▸ **Stated task**
Output every entry exactly as written, skipping any pictures.

Data records
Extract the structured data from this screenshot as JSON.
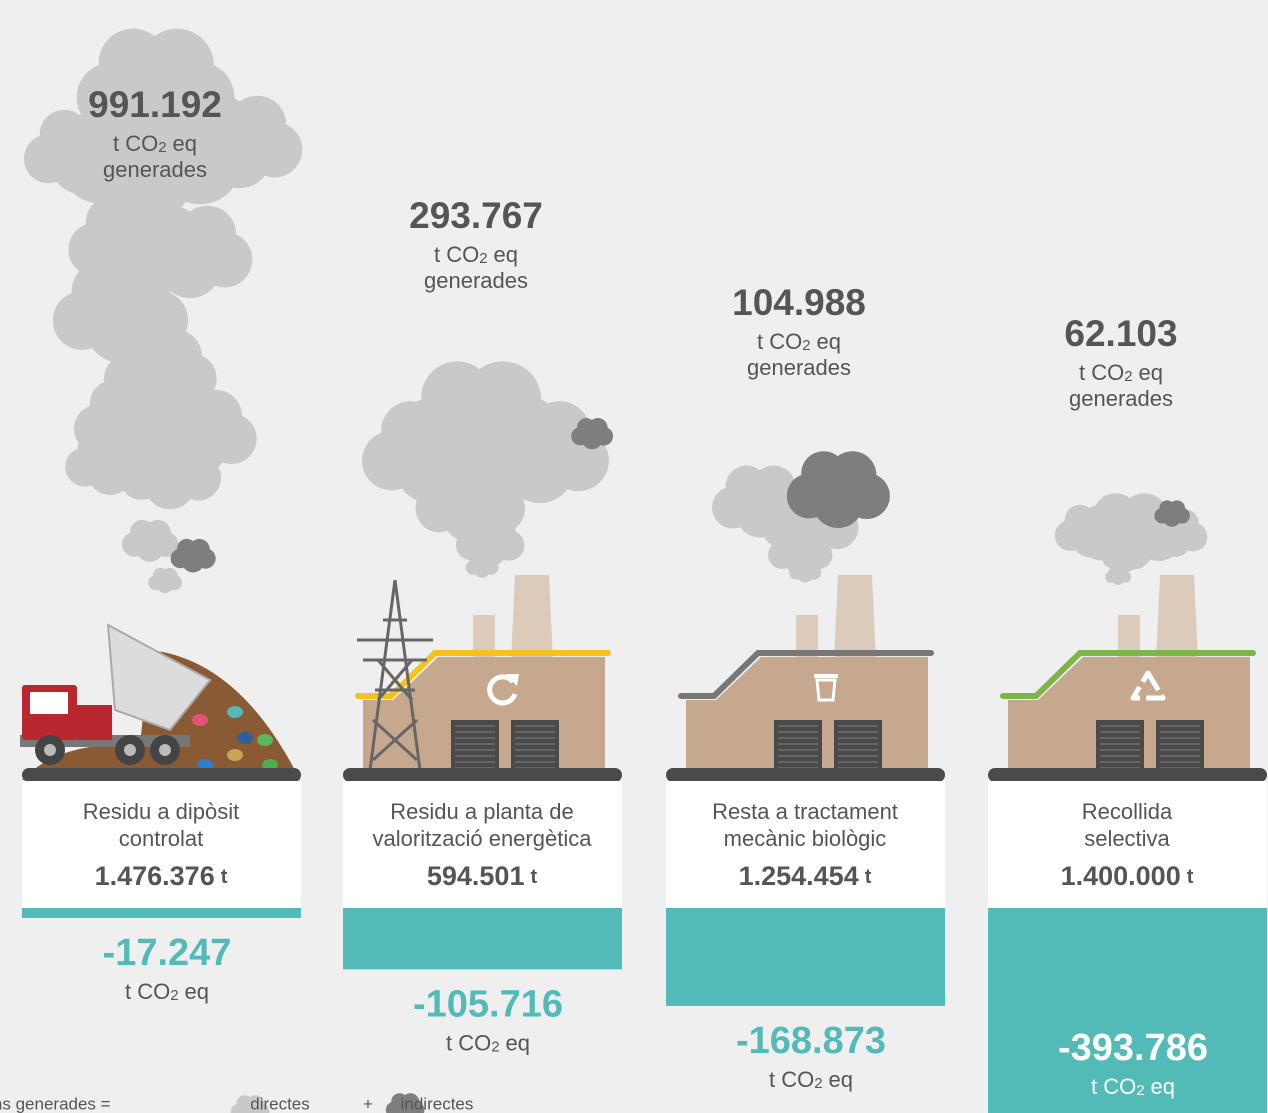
{
  "unit_co2": {
    "pre": "t CO",
    "sub": "2",
    "post": "eq"
  },
  "generated": "generades",
  "columns": [
    {
      "emissions": "991.192",
      "label": [
        "Residu a dipòsit",
        "controlat"
      ],
      "tonnage": "1.476.376",
      "tonnage_unit": "t",
      "savings": {
        "value": -17247,
        "label": "-17.247"
      }
    },
    {
      "emissions": "293.767",
      "label": [
        "Residu a planta de",
        "valorització energètica"
      ],
      "tonnage": "594.501",
      "tonnage_unit": "t",
      "savings": {
        "value": -105716,
        "label": "-105.716"
      }
    },
    {
      "emissions": "104.988",
      "label": [
        "Resta a tractament",
        "mecànic biològic"
      ],
      "tonnage": "1.254.454",
      "tonnage_unit": "t",
      "savings": {
        "value": -168873,
        "label": "-168.873"
      }
    },
    {
      "emissions": "62.103",
      "label": [
        "Recollida",
        "selectiva"
      ],
      "tonnage": "1.400.000",
      "tonnage_unit": "t",
      "savings": {
        "value": -393786,
        "label": "-393.786"
      }
    }
  ],
  "legend": {
    "label": "Emissions generades =",
    "direct": "directes",
    "plus": "+",
    "indirect": "indirectes"
  }
}
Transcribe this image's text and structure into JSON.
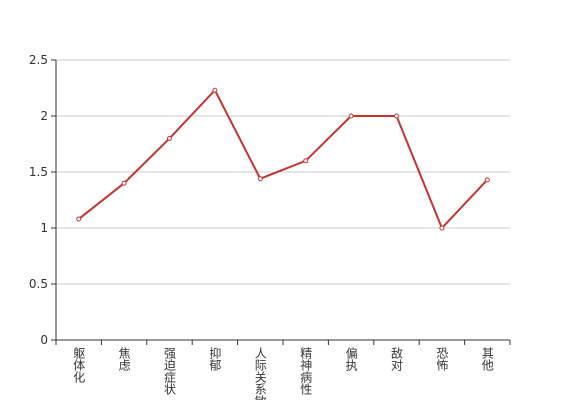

▸ **Final answer**
Extract the structured data from this screenshot as JSON.
{
  "unit_co2": {
    "pre": "t CO",
    "sub": "2",
    "post": "eq"
  },
  "generated": "generades",
  "columns": [
    {
      "emissions": "991.192",
      "label": [
        "Residu a dipòsit",
        "controlat"
      ],
      "tonnage": "1.476.376",
      "tonnage_unit": "t",
      "savings": {
        "value": -17247,
        "label": "-17.247"
      }
    },
    {
      "emissions": "293.767",
      "label": [
        "Residu a planta de",
        "valorització energètica"
      ],
      "tonnage": "594.501",
      "tonnage_unit": "t",
      "savings": {
        "value": -105716,
        "label": "-105.716"
      }
    },
    {
      "emissions": "104.988",
      "label": [
        "Resta a tractament",
        "mecànic biològic"
      ],
      "tonnage": "1.254.454",
      "tonnage_unit": "t",
      "savings": {
        "value": -168873,
        "label": "-168.873"
      }
    },
    {
      "emissions": "62.103",
      "label": [
        "Recollida",
        "selectiva"
      ],
      "tonnage": "1.400.000",
      "tonnage_unit": "t",
      "savings": {
        "value": -393786,
        "label": "-393.786"
      }
    }
  ],
  "legend": {
    "label": "Emissions generades =",
    "direct": "directes",
    "plus": "+",
    "indirect": "indirectes"
  }
}
Transcribe this image's text and structure into JSON.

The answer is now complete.